:: What you will do ::
Can the data below be echoed back word for word?

Stored items:

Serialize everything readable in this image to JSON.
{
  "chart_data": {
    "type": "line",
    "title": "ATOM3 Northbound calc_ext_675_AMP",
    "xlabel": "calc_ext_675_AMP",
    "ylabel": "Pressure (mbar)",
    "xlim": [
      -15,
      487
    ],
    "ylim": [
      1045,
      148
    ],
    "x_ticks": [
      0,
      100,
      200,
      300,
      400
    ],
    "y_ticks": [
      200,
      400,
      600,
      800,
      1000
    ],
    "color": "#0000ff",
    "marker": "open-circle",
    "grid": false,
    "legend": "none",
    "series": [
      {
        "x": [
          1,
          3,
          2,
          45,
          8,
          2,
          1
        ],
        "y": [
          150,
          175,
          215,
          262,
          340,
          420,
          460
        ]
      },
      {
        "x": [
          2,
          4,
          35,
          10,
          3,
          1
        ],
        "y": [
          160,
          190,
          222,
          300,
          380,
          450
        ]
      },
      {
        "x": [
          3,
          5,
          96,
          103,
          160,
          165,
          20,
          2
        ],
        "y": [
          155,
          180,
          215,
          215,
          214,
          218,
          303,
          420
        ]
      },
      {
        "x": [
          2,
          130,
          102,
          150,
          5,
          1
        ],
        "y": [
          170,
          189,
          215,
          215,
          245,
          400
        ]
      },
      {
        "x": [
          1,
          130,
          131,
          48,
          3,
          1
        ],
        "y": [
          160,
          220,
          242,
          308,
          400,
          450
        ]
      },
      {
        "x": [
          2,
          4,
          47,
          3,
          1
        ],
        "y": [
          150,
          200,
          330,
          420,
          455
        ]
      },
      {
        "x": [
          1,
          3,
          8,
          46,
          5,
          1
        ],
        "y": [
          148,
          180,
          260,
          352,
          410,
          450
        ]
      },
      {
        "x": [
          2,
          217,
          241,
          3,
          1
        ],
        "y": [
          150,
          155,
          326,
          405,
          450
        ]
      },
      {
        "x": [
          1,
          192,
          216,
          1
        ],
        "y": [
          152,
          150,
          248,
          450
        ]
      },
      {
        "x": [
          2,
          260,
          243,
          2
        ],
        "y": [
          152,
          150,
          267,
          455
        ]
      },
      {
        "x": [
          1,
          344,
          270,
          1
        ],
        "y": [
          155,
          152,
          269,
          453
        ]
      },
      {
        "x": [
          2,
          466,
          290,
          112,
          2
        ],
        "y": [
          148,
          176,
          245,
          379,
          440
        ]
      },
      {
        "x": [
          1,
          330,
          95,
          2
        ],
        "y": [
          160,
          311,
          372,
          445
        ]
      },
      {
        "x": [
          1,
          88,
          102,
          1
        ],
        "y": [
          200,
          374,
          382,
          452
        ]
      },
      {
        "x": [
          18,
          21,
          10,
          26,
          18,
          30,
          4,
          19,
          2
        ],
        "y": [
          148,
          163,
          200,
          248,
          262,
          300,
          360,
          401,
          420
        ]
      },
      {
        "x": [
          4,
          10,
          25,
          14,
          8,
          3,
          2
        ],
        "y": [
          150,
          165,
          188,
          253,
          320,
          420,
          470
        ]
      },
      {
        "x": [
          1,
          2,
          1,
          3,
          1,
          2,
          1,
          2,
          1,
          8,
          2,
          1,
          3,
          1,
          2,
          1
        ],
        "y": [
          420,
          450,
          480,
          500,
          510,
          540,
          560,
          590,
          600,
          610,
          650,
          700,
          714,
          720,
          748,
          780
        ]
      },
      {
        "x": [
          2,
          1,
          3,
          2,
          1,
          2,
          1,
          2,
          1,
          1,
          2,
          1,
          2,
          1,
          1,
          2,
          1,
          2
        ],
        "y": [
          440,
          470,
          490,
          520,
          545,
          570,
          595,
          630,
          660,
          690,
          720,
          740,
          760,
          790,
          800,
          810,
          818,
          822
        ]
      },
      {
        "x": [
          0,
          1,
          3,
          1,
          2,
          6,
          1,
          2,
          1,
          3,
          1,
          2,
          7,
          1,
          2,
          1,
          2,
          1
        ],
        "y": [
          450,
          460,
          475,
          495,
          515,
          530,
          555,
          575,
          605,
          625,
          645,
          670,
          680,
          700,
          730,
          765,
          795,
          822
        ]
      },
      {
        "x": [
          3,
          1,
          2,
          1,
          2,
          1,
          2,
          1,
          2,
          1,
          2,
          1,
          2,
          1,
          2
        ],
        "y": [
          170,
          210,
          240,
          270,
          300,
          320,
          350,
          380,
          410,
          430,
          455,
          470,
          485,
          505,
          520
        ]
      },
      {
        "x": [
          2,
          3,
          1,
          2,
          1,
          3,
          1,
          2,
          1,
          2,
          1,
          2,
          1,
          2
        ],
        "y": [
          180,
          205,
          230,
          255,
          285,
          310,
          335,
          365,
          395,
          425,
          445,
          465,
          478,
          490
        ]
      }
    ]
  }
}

:: Result ::
Serialize everything readable in this image to JSON.
{
  "chart_data": {
    "type": "line",
    "title": "ATOM3 Northbound calc_ext_675_AMP",
    "xlabel": "calc_ext_675_AMP",
    "ylabel": "Pressure (mbar)",
    "xlim": [
      -15,
      487
    ],
    "ylim": [
      1045,
      148
    ],
    "x_ticks": [
      0,
      100,
      200,
      300,
      400
    ],
    "y_ticks": [
      200,
      400,
      600,
      800,
      1000
    ],
    "color": "#0000ff",
    "marker": "open-circle",
    "grid": false,
    "legend": "none",
    "series": [
      {
        "x": [
          1,
          3,
          2,
          45,
          8,
          2,
          1
        ],
        "y": [
          150,
          175,
          215,
          262,
          340,
          420,
          460
        ]
      },
      {
        "x": [
          2,
          4,
          35,
          10,
          3,
          1
        ],
        "y": [
          160,
          190,
          222,
          300,
          380,
          450
        ]
      },
      {
        "x": [
          3,
          5,
          96,
          103,
          160,
          165,
          20,
          2
        ],
        "y": [
          155,
          180,
          215,
          215,
          214,
          218,
          303,
          420
        ]
      },
      {
        "x": [
          2,
          130,
          102,
          150,
          5,
          1
        ],
        "y": [
          170,
          189,
          215,
          215,
          245,
          400
        ]
      },
      {
        "x": [
          1,
          130,
          131,
          48,
          3,
          1
        ],
        "y": [
          160,
          220,
          242,
          308,
          400,
          450
        ]
      },
      {
        "x": [
          2,
          4,
          47,
          3,
          1
        ],
        "y": [
          150,
          200,
          330,
          420,
          455
        ]
      },
      {
        "x": [
          1,
          3,
          8,
          46,
          5,
          1
        ],
        "y": [
          148,
          180,
          260,
          352,
          410,
          450
        ]
      },
      {
        "x": [
          2,
          217,
          241,
          3,
          1
        ],
        "y": [
          150,
          155,
          326,
          405,
          450
        ]
      },
      {
        "x": [
          1,
          192,
          216,
          1
        ],
        "y": [
          152,
          150,
          248,
          450
        ]
      },
      {
        "x": [
          2,
          260,
          243,
          2
        ],
        "y": [
          152,
          150,
          267,
          455
        ]
      },
      {
        "x": [
          1,
          344,
          270,
          1
        ],
        "y": [
          155,
          152,
          269,
          453
        ]
      },
      {
        "x": [
          2,
          466,
          290,
          112,
          2
        ],
        "y": [
          148,
          176,
          245,
          379,
          440
        ]
      },
      {
        "x": [
          1,
          330,
          95,
          2
        ],
        "y": [
          160,
          311,
          372,
          445
        ]
      },
      {
        "x": [
          1,
          88,
          102,
          1
        ],
        "y": [
          200,
          374,
          382,
          452
        ]
      },
      {
        "x": [
          18,
          21,
          10,
          26,
          18,
          30,
          4,
          19,
          2
        ],
        "y": [
          148,
          163,
          200,
          248,
          262,
          300,
          360,
          401,
          420
        ]
      },
      {
        "x": [
          4,
          10,
          25,
          14,
          8,
          3,
          2
        ],
        "y": [
          150,
          165,
          188,
          253,
          320,
          420,
          470
        ]
      },
      {
        "x": [
          1,
          2,
          1,
          3,
          1,
          2,
          1,
          2,
          1,
          8,
          2,
          1,
          3,
          1,
          2,
          1
        ],
        "y": [
          420,
          450,
          480,
          500,
          510,
          540,
          560,
          590,
          600,
          610,
          650,
          700,
          714,
          720,
          748,
          780
        ]
      },
      {
        "x": [
          2,
          1,
          3,
          2,
          1,
          2,
          1,
          2,
          1,
          1,
          2,
          1,
          2,
          1,
          1,
          2,
          1,
          2
        ],
        "y": [
          440,
          470,
          490,
          520,
          545,
          570,
          595,
          630,
          660,
          690,
          720,
          740,
          760,
          790,
          800,
          810,
          818,
          822
        ]
      },
      {
        "x": [
          0,
          1,
          3,
          1,
          2,
          6,
          1,
          2,
          1,
          3,
          1,
          2,
          7,
          1,
          2,
          1,
          2,
          1
        ],
        "y": [
          450,
          460,
          475,
          495,
          515,
          530,
          555,
          575,
          605,
          625,
          645,
          670,
          680,
          700,
          730,
          765,
          795,
          822
        ]
      },
      {
        "x": [
          3,
          1,
          2,
          1,
          2,
          1,
          2,
          1,
          2,
          1,
          2,
          1,
          2,
          1,
          2
        ],
        "y": [
          170,
          210,
          240,
          270,
          300,
          320,
          350,
          380,
          410,
          430,
          455,
          470,
          485,
          505,
          520
        ]
      },
      {
        "x": [
          2,
          3,
          1,
          2,
          1,
          3,
          1,
          2,
          1,
          2,
          1,
          2,
          1,
          2
        ],
        "y": [
          180,
          205,
          230,
          255,
          285,
          310,
          335,
          365,
          395,
          425,
          445,
          465,
          478,
          490
        ]
      }
    ]
  }
}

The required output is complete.